Transcribe sin cambios el pasaje de la nota sobre la lectura poética de Hugo López-Gatell que comienza en "la fiera late" y termina en "su valor primero.".

Texto proporcionado —

::::::

“Nos enteramos de que Hugo López-Gatell era lector de poesía y, por su historia familiar, de la poesía de la Guerra Civil Española. Le pedimos el favor de leer un poema de Miguel Hernández y accedió y nos lo grabó”, dijo a manera de introducción, el director del Fondo de Cultura Económica (FCE), Francisco Ignacio Taibo Mahojo, para presentar la lectura del subsecretario de Salud.

El funcionario leyó un fragmento de “El hambre”, de la Antología poética de Miguel Hernández, “uno de los participantes de la lucha contra el fascismo del franquismo en España”, describió el mismo Hugo López-Gatell.

El mensaje tenía la intención de transmitir a los espectadores que en estos momentos de crisis es mejor “quedarse en casa leyendo”, explicó Taibo II, “si necesitamos mantener los encierros de la mayoría de la población, la lectura es el gran compañero de este fenómeno”, comentó.

También anunció que al espacio “Desde el fondo” que se transmite todos los miércoles a las 8 de la noche asistirán otras figuras públicas que “están ligadas a la lucha por la salud”.

“Venimos de un pasado gobierno en donde todos eran una analfabetas funcionales. El descubrir que hay un equipo de salud que está haciendo un trabajo admirable, déjense de cuentos y basureo, que hay lectores lo ponen a uno de buen humor”, destacó.

Dijo que durante las transmisiones estarán los títulos “Los seis días del cóndor”, de James Grady de la colección “Vientos del pueblo” cuyos ejemplares también se llevaron a Los Pinos para el personal médico a quienes se pusieron a disposición las instalaciones de la ex residencia y ahora centro cultural.

Fragmento “El Hambre”

El hambre es el primero de los conocimientos:

tener hambre es la cosa primera que se aprende.

Y la ferocidad de nuestros sentimientos,

allá donde el estómago se origina, se enciende.

Uno no es tan humano que no estrangule un día

pájaros sin sentir herida en la conciencia:

que no sea capaz de ahogar en nieve fría

palomas que no saben si no es de la inocencia.

El animal influye sobre mí con extremo,

la fiera late en todas mis fuerzas, mis pasiones.

A veces, he de hacer un esfuerzo supremo

para acallar en mí la voz de los leones.

Me enorgullece el título de animal en mi vida,

pero en el animal humano persevero.

Y busco por mi cuerpo lo más puro que anida,

bajo tanta maleza, con su valor primero.

Por hambre vuelve el hombre sobre los laberintos

donde la vida habita siniestramente sola.

Reaparece la fiera, recobra sus instintos,

sus patas erizadas, sus rencores, su cola.

::::::

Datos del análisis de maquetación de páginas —
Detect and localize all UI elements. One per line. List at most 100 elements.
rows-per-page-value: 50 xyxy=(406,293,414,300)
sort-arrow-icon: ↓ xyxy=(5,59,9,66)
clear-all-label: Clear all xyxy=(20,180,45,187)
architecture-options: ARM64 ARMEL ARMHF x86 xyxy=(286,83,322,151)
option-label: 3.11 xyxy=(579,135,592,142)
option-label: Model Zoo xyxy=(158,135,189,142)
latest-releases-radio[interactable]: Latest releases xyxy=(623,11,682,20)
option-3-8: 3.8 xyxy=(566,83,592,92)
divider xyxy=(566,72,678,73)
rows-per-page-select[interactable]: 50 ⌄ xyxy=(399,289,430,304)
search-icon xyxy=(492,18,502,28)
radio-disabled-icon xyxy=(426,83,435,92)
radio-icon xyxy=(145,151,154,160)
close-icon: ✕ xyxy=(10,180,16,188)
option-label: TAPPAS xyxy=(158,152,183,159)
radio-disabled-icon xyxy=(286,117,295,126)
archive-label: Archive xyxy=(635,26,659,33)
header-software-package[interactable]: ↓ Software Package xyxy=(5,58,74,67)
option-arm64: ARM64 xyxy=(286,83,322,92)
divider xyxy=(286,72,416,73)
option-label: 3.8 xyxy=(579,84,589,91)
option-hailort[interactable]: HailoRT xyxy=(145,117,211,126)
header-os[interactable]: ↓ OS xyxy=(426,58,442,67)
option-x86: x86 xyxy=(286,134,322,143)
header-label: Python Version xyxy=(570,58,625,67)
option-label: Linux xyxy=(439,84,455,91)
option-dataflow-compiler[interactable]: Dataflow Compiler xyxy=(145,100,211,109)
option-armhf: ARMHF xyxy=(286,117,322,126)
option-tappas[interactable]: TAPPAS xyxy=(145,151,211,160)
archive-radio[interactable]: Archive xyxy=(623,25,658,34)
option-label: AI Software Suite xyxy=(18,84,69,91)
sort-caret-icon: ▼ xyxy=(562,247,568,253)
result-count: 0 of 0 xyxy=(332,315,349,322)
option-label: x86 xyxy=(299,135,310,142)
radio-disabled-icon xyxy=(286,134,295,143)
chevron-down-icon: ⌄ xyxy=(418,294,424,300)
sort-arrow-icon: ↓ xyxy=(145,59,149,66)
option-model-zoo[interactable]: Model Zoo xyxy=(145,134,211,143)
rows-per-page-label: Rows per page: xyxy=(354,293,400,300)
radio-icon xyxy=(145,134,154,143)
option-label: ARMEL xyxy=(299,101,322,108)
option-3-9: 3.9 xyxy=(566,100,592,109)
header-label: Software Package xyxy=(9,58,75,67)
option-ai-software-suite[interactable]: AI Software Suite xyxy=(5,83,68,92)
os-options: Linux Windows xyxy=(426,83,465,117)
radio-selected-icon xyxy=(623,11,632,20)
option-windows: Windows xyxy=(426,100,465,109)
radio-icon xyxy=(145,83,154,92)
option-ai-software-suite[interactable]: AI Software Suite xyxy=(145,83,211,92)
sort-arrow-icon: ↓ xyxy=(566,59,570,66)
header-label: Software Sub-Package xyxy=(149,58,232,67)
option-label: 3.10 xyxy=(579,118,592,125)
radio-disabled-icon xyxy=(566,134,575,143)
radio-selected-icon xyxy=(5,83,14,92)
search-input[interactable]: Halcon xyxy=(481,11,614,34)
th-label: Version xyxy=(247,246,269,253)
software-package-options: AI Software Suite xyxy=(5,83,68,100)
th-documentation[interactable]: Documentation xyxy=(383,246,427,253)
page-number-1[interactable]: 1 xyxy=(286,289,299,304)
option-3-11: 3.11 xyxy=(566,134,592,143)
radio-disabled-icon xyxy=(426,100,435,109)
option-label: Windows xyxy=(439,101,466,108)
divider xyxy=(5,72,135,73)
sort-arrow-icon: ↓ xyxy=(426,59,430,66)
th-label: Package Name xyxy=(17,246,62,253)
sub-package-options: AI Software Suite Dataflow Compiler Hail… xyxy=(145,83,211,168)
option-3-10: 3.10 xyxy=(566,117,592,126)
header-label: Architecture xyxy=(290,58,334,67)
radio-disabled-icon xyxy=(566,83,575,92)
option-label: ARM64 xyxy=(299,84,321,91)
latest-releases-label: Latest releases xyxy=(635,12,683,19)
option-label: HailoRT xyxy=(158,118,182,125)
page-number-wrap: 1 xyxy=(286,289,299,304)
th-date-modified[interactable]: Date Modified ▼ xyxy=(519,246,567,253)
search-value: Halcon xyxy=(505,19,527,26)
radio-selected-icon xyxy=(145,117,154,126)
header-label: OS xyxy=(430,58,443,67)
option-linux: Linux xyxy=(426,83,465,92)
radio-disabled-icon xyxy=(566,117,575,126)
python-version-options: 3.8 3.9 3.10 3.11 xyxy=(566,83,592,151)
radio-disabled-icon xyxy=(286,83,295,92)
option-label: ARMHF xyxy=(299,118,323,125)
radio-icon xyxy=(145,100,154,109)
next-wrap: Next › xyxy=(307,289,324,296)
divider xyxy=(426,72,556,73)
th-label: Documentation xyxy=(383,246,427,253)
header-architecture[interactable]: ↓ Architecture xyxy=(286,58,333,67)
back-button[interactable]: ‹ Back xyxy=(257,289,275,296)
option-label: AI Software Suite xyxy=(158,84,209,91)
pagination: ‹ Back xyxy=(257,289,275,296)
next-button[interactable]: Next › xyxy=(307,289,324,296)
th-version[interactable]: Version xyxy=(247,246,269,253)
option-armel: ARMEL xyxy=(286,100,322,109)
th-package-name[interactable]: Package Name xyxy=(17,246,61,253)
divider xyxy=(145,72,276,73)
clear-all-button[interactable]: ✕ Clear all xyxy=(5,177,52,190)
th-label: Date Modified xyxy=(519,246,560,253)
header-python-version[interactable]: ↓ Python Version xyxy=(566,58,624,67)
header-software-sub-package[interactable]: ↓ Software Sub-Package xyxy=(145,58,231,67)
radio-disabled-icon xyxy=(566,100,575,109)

::::::

Solución del ejercicio —
la fiera late en todas mis fuerzas, mis pasiones.

A veces, he de hacer un esfuerzo supremo

para acallar en mí la voz de los leones.

Me enorgullece el título de animal en mi vida,

pero en el animal humano persevero.

Y busco por mi cuerpo lo más puro que anida,

bajo tanta maleza, con su valor primero.